Dataset entries:
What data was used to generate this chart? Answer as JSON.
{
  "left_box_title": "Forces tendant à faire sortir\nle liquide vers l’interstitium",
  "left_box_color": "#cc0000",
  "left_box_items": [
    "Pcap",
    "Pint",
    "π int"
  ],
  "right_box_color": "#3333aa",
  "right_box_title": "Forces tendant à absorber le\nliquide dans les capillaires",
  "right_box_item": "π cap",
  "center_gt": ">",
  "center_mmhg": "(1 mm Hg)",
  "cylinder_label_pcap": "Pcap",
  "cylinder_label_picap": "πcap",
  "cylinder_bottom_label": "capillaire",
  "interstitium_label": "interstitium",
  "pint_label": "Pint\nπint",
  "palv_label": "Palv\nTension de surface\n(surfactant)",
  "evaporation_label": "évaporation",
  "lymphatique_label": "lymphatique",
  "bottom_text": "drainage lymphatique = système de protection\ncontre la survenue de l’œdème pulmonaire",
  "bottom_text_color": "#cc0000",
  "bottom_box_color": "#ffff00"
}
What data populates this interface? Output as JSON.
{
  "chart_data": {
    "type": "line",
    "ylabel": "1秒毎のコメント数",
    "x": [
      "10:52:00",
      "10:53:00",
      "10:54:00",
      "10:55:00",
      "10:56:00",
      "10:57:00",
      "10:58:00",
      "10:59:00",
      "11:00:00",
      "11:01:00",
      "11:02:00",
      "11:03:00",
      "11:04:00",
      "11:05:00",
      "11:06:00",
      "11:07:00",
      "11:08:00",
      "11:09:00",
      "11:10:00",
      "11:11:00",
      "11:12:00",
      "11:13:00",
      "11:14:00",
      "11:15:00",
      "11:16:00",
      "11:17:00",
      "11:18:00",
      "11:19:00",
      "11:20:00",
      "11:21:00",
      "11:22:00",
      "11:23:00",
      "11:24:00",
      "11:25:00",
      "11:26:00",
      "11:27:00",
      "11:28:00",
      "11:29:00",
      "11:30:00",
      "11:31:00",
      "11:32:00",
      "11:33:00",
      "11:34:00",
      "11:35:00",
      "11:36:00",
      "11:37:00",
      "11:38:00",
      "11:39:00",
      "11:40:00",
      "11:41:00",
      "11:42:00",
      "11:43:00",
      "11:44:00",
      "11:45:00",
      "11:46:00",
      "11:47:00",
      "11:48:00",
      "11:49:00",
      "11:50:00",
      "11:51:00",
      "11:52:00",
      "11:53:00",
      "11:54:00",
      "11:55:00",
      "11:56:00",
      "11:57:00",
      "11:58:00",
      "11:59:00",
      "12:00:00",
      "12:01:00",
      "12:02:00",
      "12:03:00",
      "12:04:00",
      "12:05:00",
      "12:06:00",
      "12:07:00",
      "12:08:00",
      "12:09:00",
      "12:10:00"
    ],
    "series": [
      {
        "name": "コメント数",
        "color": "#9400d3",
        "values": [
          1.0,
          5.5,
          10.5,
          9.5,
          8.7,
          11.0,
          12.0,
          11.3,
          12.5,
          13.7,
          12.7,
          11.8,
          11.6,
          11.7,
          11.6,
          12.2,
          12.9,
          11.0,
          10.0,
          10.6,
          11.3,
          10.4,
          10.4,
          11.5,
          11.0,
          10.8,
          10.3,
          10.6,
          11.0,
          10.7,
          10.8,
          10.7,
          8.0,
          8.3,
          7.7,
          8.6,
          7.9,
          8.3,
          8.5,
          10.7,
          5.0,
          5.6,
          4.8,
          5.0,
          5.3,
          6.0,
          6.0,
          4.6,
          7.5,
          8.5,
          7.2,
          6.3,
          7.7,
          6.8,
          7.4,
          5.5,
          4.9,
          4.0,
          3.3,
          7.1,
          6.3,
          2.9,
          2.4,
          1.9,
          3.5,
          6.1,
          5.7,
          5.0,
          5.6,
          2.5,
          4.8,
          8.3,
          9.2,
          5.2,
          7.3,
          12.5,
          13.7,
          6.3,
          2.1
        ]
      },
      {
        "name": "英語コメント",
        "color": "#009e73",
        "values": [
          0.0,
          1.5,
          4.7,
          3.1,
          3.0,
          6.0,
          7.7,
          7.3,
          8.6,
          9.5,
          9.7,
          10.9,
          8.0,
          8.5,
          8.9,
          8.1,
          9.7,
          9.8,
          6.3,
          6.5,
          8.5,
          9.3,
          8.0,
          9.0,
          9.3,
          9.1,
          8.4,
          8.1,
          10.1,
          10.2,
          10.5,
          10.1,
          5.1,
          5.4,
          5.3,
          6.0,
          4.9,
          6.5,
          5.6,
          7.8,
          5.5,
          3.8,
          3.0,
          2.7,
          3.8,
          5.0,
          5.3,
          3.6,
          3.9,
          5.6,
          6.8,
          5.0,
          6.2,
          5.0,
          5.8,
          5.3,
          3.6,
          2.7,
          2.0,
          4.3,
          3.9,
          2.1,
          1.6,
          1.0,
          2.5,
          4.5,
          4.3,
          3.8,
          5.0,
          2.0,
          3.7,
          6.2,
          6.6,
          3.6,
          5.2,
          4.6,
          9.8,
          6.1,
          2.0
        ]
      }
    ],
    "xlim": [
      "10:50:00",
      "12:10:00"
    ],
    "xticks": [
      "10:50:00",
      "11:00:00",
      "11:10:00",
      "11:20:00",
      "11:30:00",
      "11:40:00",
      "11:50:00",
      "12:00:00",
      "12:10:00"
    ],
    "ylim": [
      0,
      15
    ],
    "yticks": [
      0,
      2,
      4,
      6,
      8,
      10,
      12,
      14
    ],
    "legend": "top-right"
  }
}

Short exercise: Using the data above, output each line exactly.

Response below:
What data was used to generate this chart? Answer as JSON.
{
  "left_box_title": "Forces tendant à faire sortir\nle liquide vers l’interstitium",
  "left_box_color": "#cc0000",
  "left_box_items": [
    "Pcap",
    "Pint",
    "π int"
  ],
  "right_box_color": "#3333aa",
  "right_box_title": "Forces tendant à absorber le\nliquide dans les capillaires",
  "right_box_item": "π cap",
  "center_gt": ">",
  "center_mmhg": "(1 mm Hg)",
  "cylinder_label_pcap": "Pcap",
  "cylinder_label_picap": "πcap",
  "cylinder_bottom_label": "capillaire",
  "interstitium_label": "interstitium",
  "pint_label": "Pint\nπint",
  "palv_label": "Palv\nTension de surface\n(surfactant)",
  "evaporation_label": "évaporation",
  "lymphatique_label": "lymphatique",
  "bottom_text": "drainage lymphatique = système de protection\ncontre la survenue de l’œdème pulmonaire",
  "bottom_text_color": "#cc0000",
  "bottom_box_color": "#ffff00"
}
What data populates this interface? Output as JSON.
{
  "chart_data": {
    "type": "line",
    "ylabel": "1秒毎のコメント数",
    "x": [
      "10:52:00",
      "10:53:00",
      "10:54:00",
      "10:55:00",
      "10:56:00",
      "10:57:00",
      "10:58:00",
      "10:59:00",
      "11:00:00",
      "11:01:00",
      "11:02:00",
      "11:03:00",
      "11:04:00",
      "11:05:00",
      "11:06:00",
      "11:07:00",
      "11:08:00",
      "11:09:00",
      "11:10:00",
      "11:11:00",
      "11:12:00",
      "11:13:00",
      "11:14:00",
      "11:15:00",
      "11:16:00",
      "11:17:00",
      "11:18:00",
      "11:19:00",
      "11:20:00",
      "11:21:00",
      "11:22:00",
      "11:23:00",
      "11:24:00",
      "11:25:00",
      "11:26:00",
      "11:27:00",
      "11:28:00",
      "11:29:00",
      "11:30:00",
      "11:31:00",
      "11:32:00",
      "11:33:00",
      "11:34:00",
      "11:35:00",
      "11:36:00",
      "11:37:00",
      "11:38:00",
      "11:39:00",
      "11:40:00",
      "11:41:00",
      "11:42:00",
      "11:43:00",
      "11:44:00",
      "11:45:00",
      "11:46:00",
      "11:47:00",
      "11:48:00",
      "11:49:00",
      "11:50:00",
      "11:51:00",
      "11:52:00",
      "11:53:00",
      "11:54:00",
      "11:55:00",
      "11:56:00",
      "11:57:00",
      "11:58:00",
      "11:59:00",
      "12:00:00",
      "12:01:00",
      "12:02:00",
      "12:03:00",
      "12:04:00",
      "12:05:00",
      "12:06:00",
      "12:07:00",
      "12:08:00",
      "12:09:00",
      "12:10:00"
    ],
    "series": [
      {
        "name": "コメント数",
        "color": "#9400d3",
        "values": [
          1.0,
          5.5,
          10.5,
          9.5,
          8.7,
          11.0,
          12.0,
          11.3,
          12.5,
          13.7,
          12.7,
          11.8,
          11.6,
          11.7,
          11.6,
          12.2,
          12.9,
          11.0,
          10.0,
          10.6,
          11.3,
          10.4,
          10.4,
          11.5,
          11.0,
          10.8,
          10.3,
          10.6,
          11.0,
          10.7,
          10.8,
          10.7,
          8.0,
          8.3,
          7.7,
          8.6,
          7.9,
          8.3,
          8.5,
          10.7,
          5.0,
          5.6,
          4.8,
          5.0,
          5.3,
          6.0,
          6.0,
          4.6,
          7.5,
          8.5,
          7.2,
          6.3,
          7.7,
          6.8,
          7.4,
          5.5,
          4.9,
          4.0,
          3.3,
          7.1,
          6.3,
          2.9,
          2.4,
          1.9,
          3.5,
          6.1,
          5.7,
          5.0,
          5.6,
          2.5,
          4.8,
          8.3,
          9.2,
          5.2,
          7.3,
          12.5,
          13.7,
          6.3,
          2.1
        ]
      },
      {
        "name": "英語コメント",
        "color": "#009e73",
        "values": [
          0.0,
          1.5,
          4.7,
          3.1,
          3.0,
          6.0,
          7.7,
          7.3,
          8.6,
          9.5,
          9.7,
          10.9,
          8.0,
          8.5,
          8.9,
          8.1,
          9.7,
          9.8,
          6.3,
          6.5,
          8.5,
          9.3,
          8.0,
          9.0,
          9.3,
          9.1,
          8.4,
          8.1,
          10.1,
          10.2,
          10.5,
          10.1,
          5.1,
          5.4,
          5.3,
          6.0,
          4.9,
          6.5,
          5.6,
          7.8,
          5.5,
          3.8,
          3.0,
          2.7,
          3.8,
          5.0,
          5.3,
          3.6,
          3.9,
          5.6,
          6.8,
          5.0,
          6.2,
          5.0,
          5.8,
          5.3,
          3.6,
          2.7,
          2.0,
          4.3,
          3.9,
          2.1,
          1.6,
          1.0,
          2.5,
          4.5,
          4.3,
          3.8,
          5.0,
          2.0,
          3.7,
          6.2,
          6.6,
          3.6,
          5.2,
          4.6,
          9.8,
          6.1,
          2.0
        ]
      }
    ],
    "xlim": [
      "10:50:00",
      "12:10:00"
    ],
    "xticks": [
      "10:50:00",
      "11:00:00",
      "11:10:00",
      "11:20:00",
      "11:30:00",
      "11:40:00",
      "11:50:00",
      "12:00:00",
      "12:10:00"
    ],
    "ylim": [
      0,
      15
    ],
    "yticks": [
      0,
      2,
      4,
      6,
      8,
      10,
      12,
      14
    ],
    "legend": "top-right"
  }
}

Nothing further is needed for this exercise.